* Your task *
Repeat the whole listing exactly as written.

* Working data *
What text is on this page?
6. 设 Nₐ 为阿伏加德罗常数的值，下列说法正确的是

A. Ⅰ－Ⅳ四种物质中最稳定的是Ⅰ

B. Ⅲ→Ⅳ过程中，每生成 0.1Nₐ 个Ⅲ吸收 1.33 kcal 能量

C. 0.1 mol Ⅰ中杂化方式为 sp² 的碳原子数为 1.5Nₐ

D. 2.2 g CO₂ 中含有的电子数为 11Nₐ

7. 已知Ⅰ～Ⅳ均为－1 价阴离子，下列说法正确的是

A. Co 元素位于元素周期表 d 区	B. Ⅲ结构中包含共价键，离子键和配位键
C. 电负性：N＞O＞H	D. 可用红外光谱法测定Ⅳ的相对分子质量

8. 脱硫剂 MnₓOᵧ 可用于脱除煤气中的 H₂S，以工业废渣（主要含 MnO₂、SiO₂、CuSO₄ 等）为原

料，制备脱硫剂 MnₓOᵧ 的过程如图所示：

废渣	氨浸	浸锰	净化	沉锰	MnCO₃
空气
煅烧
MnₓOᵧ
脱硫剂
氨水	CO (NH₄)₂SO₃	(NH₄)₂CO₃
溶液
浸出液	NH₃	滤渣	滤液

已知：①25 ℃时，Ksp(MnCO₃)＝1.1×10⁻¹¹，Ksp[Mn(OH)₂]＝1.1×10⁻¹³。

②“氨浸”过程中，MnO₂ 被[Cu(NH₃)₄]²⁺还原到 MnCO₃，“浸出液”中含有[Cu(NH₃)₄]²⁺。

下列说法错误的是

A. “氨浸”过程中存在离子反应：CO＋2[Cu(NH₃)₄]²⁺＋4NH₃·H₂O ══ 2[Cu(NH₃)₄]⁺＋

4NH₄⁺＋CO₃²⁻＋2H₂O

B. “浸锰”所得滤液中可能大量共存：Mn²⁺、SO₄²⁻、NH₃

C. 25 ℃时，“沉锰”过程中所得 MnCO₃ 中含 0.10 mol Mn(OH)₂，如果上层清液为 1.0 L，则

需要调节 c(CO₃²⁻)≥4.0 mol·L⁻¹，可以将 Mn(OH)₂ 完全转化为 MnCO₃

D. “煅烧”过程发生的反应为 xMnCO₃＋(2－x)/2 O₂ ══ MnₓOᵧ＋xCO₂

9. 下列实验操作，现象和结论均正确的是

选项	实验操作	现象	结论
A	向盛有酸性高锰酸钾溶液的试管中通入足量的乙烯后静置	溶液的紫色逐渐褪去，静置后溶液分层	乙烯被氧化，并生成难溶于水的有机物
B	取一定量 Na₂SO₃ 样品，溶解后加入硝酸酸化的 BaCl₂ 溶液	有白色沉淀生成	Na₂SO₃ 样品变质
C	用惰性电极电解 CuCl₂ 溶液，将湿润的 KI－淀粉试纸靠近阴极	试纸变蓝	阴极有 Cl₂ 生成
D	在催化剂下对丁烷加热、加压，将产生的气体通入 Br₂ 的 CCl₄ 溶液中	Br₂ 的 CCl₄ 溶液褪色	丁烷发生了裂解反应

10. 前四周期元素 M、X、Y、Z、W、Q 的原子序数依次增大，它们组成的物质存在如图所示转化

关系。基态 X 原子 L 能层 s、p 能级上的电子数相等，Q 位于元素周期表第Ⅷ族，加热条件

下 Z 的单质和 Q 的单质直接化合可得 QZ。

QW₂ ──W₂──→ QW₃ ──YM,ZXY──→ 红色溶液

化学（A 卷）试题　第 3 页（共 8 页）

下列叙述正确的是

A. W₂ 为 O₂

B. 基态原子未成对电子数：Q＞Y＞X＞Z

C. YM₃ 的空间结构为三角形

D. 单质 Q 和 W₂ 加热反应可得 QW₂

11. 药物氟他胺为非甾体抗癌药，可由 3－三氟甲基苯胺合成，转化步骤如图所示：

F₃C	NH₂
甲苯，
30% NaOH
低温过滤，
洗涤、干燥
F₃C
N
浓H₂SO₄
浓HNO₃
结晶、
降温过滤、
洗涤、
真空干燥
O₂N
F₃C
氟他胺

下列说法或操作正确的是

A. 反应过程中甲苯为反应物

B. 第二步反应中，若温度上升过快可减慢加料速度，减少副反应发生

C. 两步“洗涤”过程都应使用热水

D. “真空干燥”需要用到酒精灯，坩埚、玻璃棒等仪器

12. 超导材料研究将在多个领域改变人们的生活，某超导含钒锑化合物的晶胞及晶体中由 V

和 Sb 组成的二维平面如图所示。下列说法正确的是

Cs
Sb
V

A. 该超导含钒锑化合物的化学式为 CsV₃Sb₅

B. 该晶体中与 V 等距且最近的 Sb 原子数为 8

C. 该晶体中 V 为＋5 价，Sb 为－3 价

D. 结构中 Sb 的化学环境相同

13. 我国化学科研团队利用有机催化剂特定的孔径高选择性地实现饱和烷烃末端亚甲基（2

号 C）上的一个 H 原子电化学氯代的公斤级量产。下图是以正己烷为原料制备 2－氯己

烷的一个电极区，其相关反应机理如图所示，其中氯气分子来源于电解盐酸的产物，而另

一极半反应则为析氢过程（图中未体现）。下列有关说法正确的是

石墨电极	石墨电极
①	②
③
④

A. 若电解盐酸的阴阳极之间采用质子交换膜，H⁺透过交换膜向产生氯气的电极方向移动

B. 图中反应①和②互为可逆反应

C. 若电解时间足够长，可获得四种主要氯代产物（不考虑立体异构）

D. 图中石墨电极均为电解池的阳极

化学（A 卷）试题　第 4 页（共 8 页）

* Task solution *
What text is on this page?
6. 设 Nₐ 为阿伏加德罗常数的值，下列说法正确的是

A. Ⅰ－Ⅳ四种物质中最稳定的是Ⅰ

B. Ⅲ→Ⅳ过程中，每生成 0.1Nₐ 个Ⅲ吸收 1.33 kcal 能量

C. 0.1 mol Ⅰ中杂化方式为 sp² 的碳原子数为 1.5Nₐ

D. 2.2 g CO₂ 中含有的电子数为 11Nₐ

7. 已知Ⅰ～Ⅳ均为－1 价阴离子，下列说法正确的是

A. Co 元素位于元素周期表 d 区	B. Ⅲ结构中包含共价键，离子键和配位键
C. 电负性：N＞O＞H	D. 可用红外光谱法测定Ⅳ的相对分子质量

8. 脱硫剂 MnₓOᵧ 可用于脱除煤气中的 H₂S，以工业废渣（主要含 MnO₂、SiO₂、CuSO₄ 等）为原

料，制备脱硫剂 MnₓOᵧ 的过程如图所示：

废渣	氨浸	浸锰	净化	沉锰	MnCO₃
空气
煅烧
MnₓOᵧ
脱硫剂
氨水	CO (NH₄)₂SO₃	(NH₄)₂CO₃
溶液
浸出液	NH₃	滤渣	滤液

已知：①25 ℃时，Ksp(MnCO₃)＝1.1×10⁻¹¹，Ksp[Mn(OH)₂]＝1.1×10⁻¹³。

②“氨浸”过程中，MnO₂ 被[Cu(NH₃)₄]²⁺还原到 MnCO₃，“浸出液”中含有[Cu(NH₃)₄]²⁺。

下列说法错误的是

A. “氨浸”过程中存在离子反应：CO＋2[Cu(NH₃)₄]²⁺＋4NH₃·H₂O ══ 2[Cu(NH₃)₄]⁺＋

4NH₄⁺＋CO₃²⁻＋2H₂O

B. “浸锰”所得滤液中可能大量共存：Mn²⁺、SO₄²⁻、NH₃

C. 25 ℃时，“沉锰”过程中所得 MnCO₃ 中含 0.10 mol Mn(OH)₂，如果上层清液为 1.0 L，则

需要调节 c(CO₃²⁻)≥4.0 mol·L⁻¹，可以将 Mn(OH)₂ 完全转化为 MnCO₃

D. “煅烧”过程发生的反应为 xMnCO₃＋(2－x)/2 O₂ ══ MnₓOᵧ＋xCO₂

9. 下列实验操作，现象和结论均正确的是

选项	实验操作	现象	结论
A	向盛有酸性高锰酸钾溶液的试管中通入足量的乙烯后静置	溶液的紫色逐渐褪去，静置后溶液分层	乙烯被氧化，并生成难溶于水的有机物
B	取一定量 Na₂SO₃ 样品，溶解后加入硝酸酸化的 BaCl₂ 溶液	有白色沉淀生成	Na₂SO₃ 样品变质
C	用惰性电极电解 CuCl₂ 溶液，将湿润的 KI－淀粉试纸靠近阴极	试纸变蓝	阴极有 Cl₂ 生成
D	在催化剂下对丁烷加热、加压，将产生的气体通入 Br₂ 的 CCl₄ 溶液中	Br₂ 的 CCl₄ 溶液褪色	丁烷发生了裂解反应

10. 前四周期元素 M、X、Y、Z、W、Q 的原子序数依次增大，它们组成的物质存在如图所示转化

关系。基态 X 原子 L 能层 s、p 能级上的电子数相等，Q 位于元素周期表第Ⅷ族，加热条件

下 Z 的单质和 Q 的单质直接化合可得 QZ。

QW₂ ──W₂──→ QW₃ ──YM,ZXY──→ 红色溶液

化学（A 卷）试题　第 3 页（共 8 页）

下列叙述正确的是

A. W₂ 为 O₂

B. 基态原子未成对电子数：Q＞Y＞X＞Z

C. YM₃ 的空间结构为三角形

D. 单质 Q 和 W₂ 加热反应可得 QW₂

11. 药物氟他胺为非甾体抗癌药，可由 3－三氟甲基苯胺合成，转化步骤如图所示：

F₃C	NH₂
甲苯，
30% NaOH
低温过滤，
洗涤、干燥
F₃C
N
浓H₂SO₄
浓HNO₃
结晶、
降温过滤、
洗涤、
真空干燥
O₂N
F₃C
氟他胺

下列说法或操作正确的是

A. 反应过程中甲苯为反应物

B. 第二步反应中，若温度上升过快可减慢加料速度，减少副反应发生

C. 两步“洗涤”过程都应使用热水

D. “真空干燥”需要用到酒精灯，坩埚、玻璃棒等仪器

12. 超导材料研究将在多个领域改变人们的生活，某超导含钒锑化合物的晶胞及晶体中由 V

和 Sb 组成的二维平面如图所示。下列说法正确的是

Cs
Sb
V

A. 该超导含钒锑化合物的化学式为 CsV₃Sb₅

B. 该晶体中与 V 等距且最近的 Sb 原子数为 8

C. 该晶体中 V 为＋5 价，Sb 为－3 价

D. 结构中 Sb 的化学环境相同

13. 我国化学科研团队利用有机催化剂特定的孔径高选择性地实现饱和烷烃末端亚甲基（2

号 C）上的一个 H 原子电化学氯代的公斤级量产。下图是以正己烷为原料制备 2－氯己

烷的一个电极区，其相关反应机理如图所示，其中氯气分子来源于电解盐酸的产物，而另

一极半反应则为析氢过程（图中未体现）。下列有关说法正确的是

石墨电极	石墨电极
①	②
③
④

A. 若电解盐酸的阴阳极之间采用质子交换膜，H⁺透过交换膜向产生氯气的电极方向移动

B. 图中反应①和②互为可逆反应

C. 若电解时间足够长，可获得四种主要氯代产物（不考虑立体异构）

D. 图中石墨电极均为电解池的阳极

化学（A 卷）试题　第 4 页（共 8 页）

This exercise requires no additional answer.